# [DATA IN THIS EXERCISE]
══════════

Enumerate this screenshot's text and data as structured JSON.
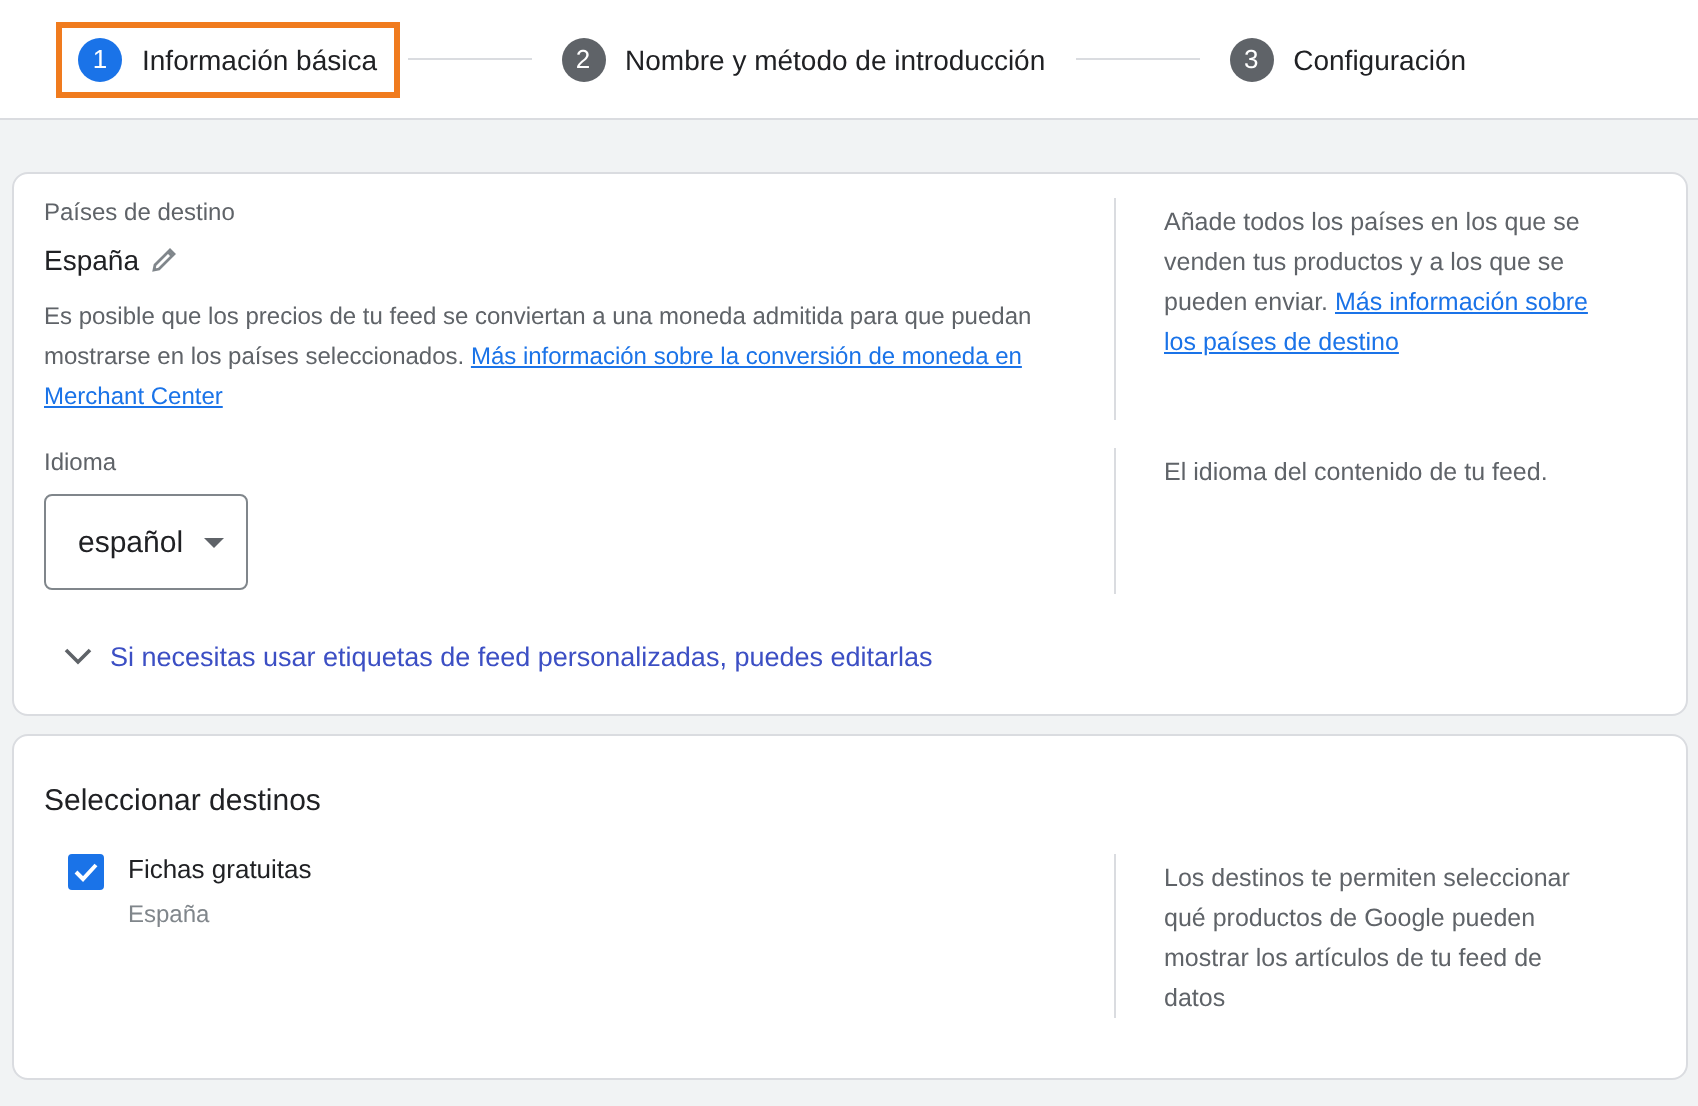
{
  "steps": [
    {
      "number": "1",
      "label": "Información básica",
      "selected": true,
      "highlighted": true
    },
    {
      "number": "2",
      "label": "Nombre y método de introducción",
      "selected": false,
      "highlighted": false
    },
    {
      "number": "3",
      "label": "Configuración",
      "selected": false,
      "highlighted": false
    }
  ],
  "basic_card": {
    "countries": {
      "label": "Países de destino",
      "value": "España",
      "note": "Es posible que los precios de tu feed se conviertan a una moneda admitida para que puedan mostrarse en los países seleccionados.",
      "note_link": [
        "Más información sobre la conversión de moneda en",
        "Merchant Center"
      ],
      "help": "Añade todos los países en los que se venden tus productos y a los que se pueden enviar.",
      "help_link": [
        "Más información sobre",
        "los países de destino"
      ]
    },
    "language": {
      "label": "Idioma",
      "value": "español",
      "help": "El idioma del contenido de tu feed."
    },
    "expander": {
      "label": "Si necesitas usar etiquetas de feed personalizadas, puedes editarlas",
      "expanded": false
    }
  },
  "destinations_card": {
    "title": "Seleccionar destinos",
    "items": [
      {
        "label": "Fichas gratuitas",
        "sublabel": "España",
        "checked": true
      }
    ],
    "help": "Los destinos te permiten seleccionar qué productos de Google pueden mostrar los artículos de tu feed de datos"
  }
}
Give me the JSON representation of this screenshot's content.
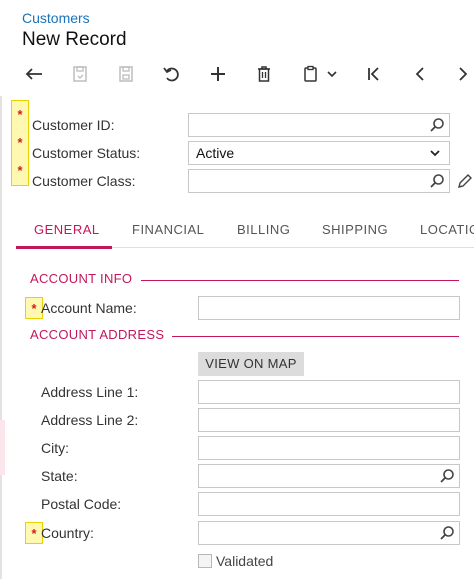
{
  "header": {
    "breadcrumb": "Customers",
    "title": "New Record"
  },
  "toolbar": {
    "buttons": [
      "back-icon",
      "save-close-icon",
      "save-icon",
      "undo-icon",
      "add-icon",
      "delete-icon",
      "copy-paste-icon",
      "first-record-icon",
      "previous-record-icon",
      "next-record-icon"
    ]
  },
  "summary": {
    "customer_id_label": "Customer ID:",
    "customer_id_value": "",
    "customer_status_label": "Customer Status:",
    "customer_status_value": "Active",
    "customer_class_label": "Customer Class:",
    "customer_class_value": "",
    "required_mark": "*"
  },
  "tabs": [
    {
      "label": "GENERAL",
      "active": true
    },
    {
      "label": "FINANCIAL",
      "active": false
    },
    {
      "label": "BILLING",
      "active": false
    },
    {
      "label": "SHIPPING",
      "active": false
    },
    {
      "label": "LOCATIO",
      "active": false
    }
  ],
  "account_info": {
    "section_title": "ACCOUNT INFO",
    "account_name_label": "Account Name:",
    "account_name_value": ""
  },
  "account_address": {
    "section_title": "ACCOUNT ADDRESS",
    "view_on_map_label": "VIEW ON MAP",
    "address_line_1_label": "Address Line 1:",
    "address_line_2_label": "Address Line 2:",
    "city_label": "City:",
    "state_label": "State:",
    "postal_code_label": "Postal Code:",
    "country_label": "Country:",
    "validated_label": "Validated"
  },
  "colors": {
    "accent": "#c2185b",
    "link": "#1a73b8",
    "required_highlight": "#fff8b0"
  }
}
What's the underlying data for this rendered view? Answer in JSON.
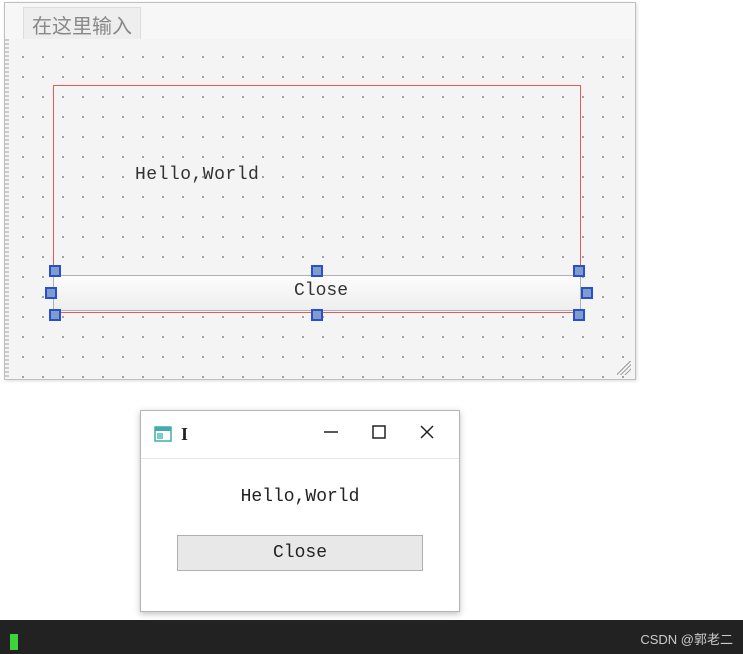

══════════

# [EXERCISE BRIEF]
Return the material exactly as given, apart from the pictures.

# [SOLVED PROBLEM]
Enumerate this screenshot's text and data as structured JSON.
{
  "steps": [
    {
      "number": "1",
      "label": "Información básica",
      "selected": true,
      "highlighted": true
    },
    {
      "number": "2",
      "label": "Nombre y método de introducción",
      "selected": false,
      "highlighted": false
    },
    {
      "number": "3",
      "label": "Configuración",
      "selected": false,
      "highlighted": false
    }
  ],
  "basic_card": {
    "countries": {
      "label": "Países de destino",
      "value": "España",
      "note": "Es posible que los precios de tu feed se conviertan a una moneda admitida para que puedan mostrarse en los países seleccionados.",
      "note_link": [
        "Más información sobre la conversión de moneda en",
        "Merchant Center"
      ],
      "help": "Añade todos los países en los que se venden tus productos y a los que se pueden enviar.",
      "help_link": [
        "Más información sobre",
        "los países de destino"
      ]
    },
    "language": {
      "label": "Idioma",
      "value": "español",
      "help": "El idioma del contenido de tu feed."
    },
    "expander": {
      "label": "Si necesitas usar etiquetas de feed personalizadas, puedes editarlas",
      "expanded": false
    }
  },
  "destinations_card": {
    "title": "Seleccionar destinos",
    "items": [
      {
        "label": "Fichas gratuitas",
        "sublabel": "España",
        "checked": true
      }
    ],
    "help": "Los destinos te permiten seleccionar qué productos de Google pueden mostrar los artículos de tu feed de datos"
  }
}
Give me the JSON representation of this screenshot's content.
{
  "header": {
    "breadcrumb": "Customers",
    "title": "New Record"
  },
  "toolbar": {
    "buttons": [
      "back-icon",
      "save-close-icon",
      "save-icon",
      "undo-icon",
      "add-icon",
      "delete-icon",
      "copy-paste-icon",
      "first-record-icon",
      "previous-record-icon",
      "next-record-icon"
    ]
  },
  "summary": {
    "customer_id_label": "Customer ID:",
    "customer_id_value": "",
    "customer_status_label": "Customer Status:",
    "customer_status_value": "Active",
    "customer_class_label": "Customer Class:",
    "customer_class_value": "",
    "required_mark": "*"
  },
  "tabs": [
    {
      "label": "GENERAL",
      "active": true
    },
    {
      "label": "FINANCIAL",
      "active": false
    },
    {
      "label": "BILLING",
      "active": false
    },
    {
      "label": "SHIPPING",
      "active": false
    },
    {
      "label": "LOCATIO",
      "active": false
    }
  ],
  "account_info": {
    "section_title": "ACCOUNT INFO",
    "account_name_label": "Account Name:",
    "account_name_value": ""
  },
  "account_address": {
    "section_title": "ACCOUNT ADDRESS",
    "view_on_map_label": "VIEW ON MAP",
    "address_line_1_label": "Address Line 1:",
    "address_line_2_label": "Address Line 2:",
    "city_label": "City:",
    "state_label": "State:",
    "postal_code_label": "Postal Code:",
    "country_label": "Country:",
    "validated_label": "Validated"
  },
  "colors": {
    "accent": "#c2185b",
    "link": "#1a73b8",
    "required_highlight": "#fff8b0"
  }
}
What's the underlying data for this rendered view? Answer in JSON.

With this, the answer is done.